» WHAT YOU WILL DO
A. Answer these questions from the discussion of VDF-based proof of stake:
(i) What must each validator include in the block it forms?
(ii) What formula gives the time T needed to build a chain from block height B?
(iii) According to the final paragraph, what could an attacker build?
B. Reproduce the part of the discussion of VDF-based proof of stake between "GOTO step 1" and "greater than 1.", inclusive.
C. Write what follows the last sentence of the discussion of VDF-based proof of stake.

» PASSAGE FOR REVIEW
I was thinking about a different approaches to POS and came up with something (maybe) interesting last night. All stuff about using VDFs for RNG has got me thinking about their utility recently.
If you have N validators which each have
Staked some amount of eth (min staking required)
A VDF
Where the VDF takes time t to evaluate (requires asic) and time << t to validate (Does not require asic), where the block time \approx t.
At the beginning of the block creation session…
Each Validator gathers up transactions from non-validator nodes, forming their own blocks. Previous block hash must be included in this block.
These blocks are then hashed/signed with the validator key and then run through the VDF.
The VDF outputs are then all collected by all validators, VDF outputs are arranged into a big block sorted by order with the previous block hash. Blocks are verified. Consensus is reached. Validators ensure no illegal transactions are present.
Slashing conditions apply. Validators are paid out based on their staked eth.
GOTO step 1
It’s similar to POW, but instead of the resource being power it’s time. In order to fabricate a blockchain of higher merit you would need time T to build from block height B.
T = t * B
For a 51% attack you need 51% of all the validators eth, if you were to pull it of the chain would probably just fork your wealth away.
Anyways, just a shower thought… might be interesting to some people, might not be. Digging the Tex formatting in this forum
While VDFs are good to guarantee that some minimum amount of time has elapsed, they are not so good as a direct clocking mechanism. The reason is that an attacker could build an ASIC that is A times faster than the commodity hardware available to honest players, where A is small but still greater than 1.

Dataset entries:
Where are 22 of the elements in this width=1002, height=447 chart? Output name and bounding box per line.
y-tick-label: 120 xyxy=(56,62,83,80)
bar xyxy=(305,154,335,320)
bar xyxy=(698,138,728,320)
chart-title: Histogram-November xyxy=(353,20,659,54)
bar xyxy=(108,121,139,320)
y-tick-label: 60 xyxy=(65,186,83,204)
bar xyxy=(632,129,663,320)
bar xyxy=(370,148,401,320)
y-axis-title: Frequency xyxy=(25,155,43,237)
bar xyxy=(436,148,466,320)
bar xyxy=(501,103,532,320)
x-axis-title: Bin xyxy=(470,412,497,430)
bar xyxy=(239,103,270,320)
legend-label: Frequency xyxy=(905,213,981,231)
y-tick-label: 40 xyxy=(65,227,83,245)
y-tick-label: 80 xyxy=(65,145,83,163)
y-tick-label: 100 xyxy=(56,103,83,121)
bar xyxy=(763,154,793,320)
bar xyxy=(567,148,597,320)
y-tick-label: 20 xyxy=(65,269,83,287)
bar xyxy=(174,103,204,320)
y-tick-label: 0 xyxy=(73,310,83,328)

» RESPONSES TO THE EXERCISE
A.
(i) The previous block hash.
(ii) T = t * B
(iii) An ASIC that is A times faster than the commodity hardware available to honest players, where A is small but still greater than 1.

B.
GOTO step 1
It’s similar to POW, but instead of the resource being power it’s time. In order to fabricate a blockchain of higher merit you would need time T to build from block height B.
T = t * B
For a 51% attack you need 51% of all the validators eth, if you were to pull it of the chain would probably just fork your wealth away.
Anyways, just a shower thought… might be interesting to some people, might not be. Digging the Tex formatting in this forum
While VDFs are good to guarantee that some minimum amount of time has elapsed, they are not so good as a direct clocking mechanism. The reason is that an attacker could build an ASIC that is A times faster than the commodity hardware available to honest players, where A is small but still greater than 1.

C.
Your idea sounds similar to Solana’s proof of history concept, except that Solana’s delay function is a simple iterated hash, presumably because there were no good VDF candidates at the time.
I agree with Justin. It’s interesting but I never really understood the appeal of it. What benefit(s) do you see?
Right, but if an attacker made a VDF that was marginally faster than honest players it wouldn’t really matter. They would just produce their personal block a little faster.
If an attacker made a VDF that was 2t that means the block time would be 2t, however the attacker would also need 51% (or some high amount) of eth to make the longest chain with the most wealth. Players with the slower VDFs would not be able to produce their blocks in time to be included in the big block.
Slower honest players would have the most wealth and the chain would basically fork itself.
Mr. fast VDF is more then welcome to validate on the “longest chain” but it’s basically an orphan.
Hm what would the fork choice rule be? If one fork had a longer VDF length, and the other had more staker participation, which would the network prefer? For comparison Solana uses BFT consensus, so their fork choice rule requires 2/3 voter approval.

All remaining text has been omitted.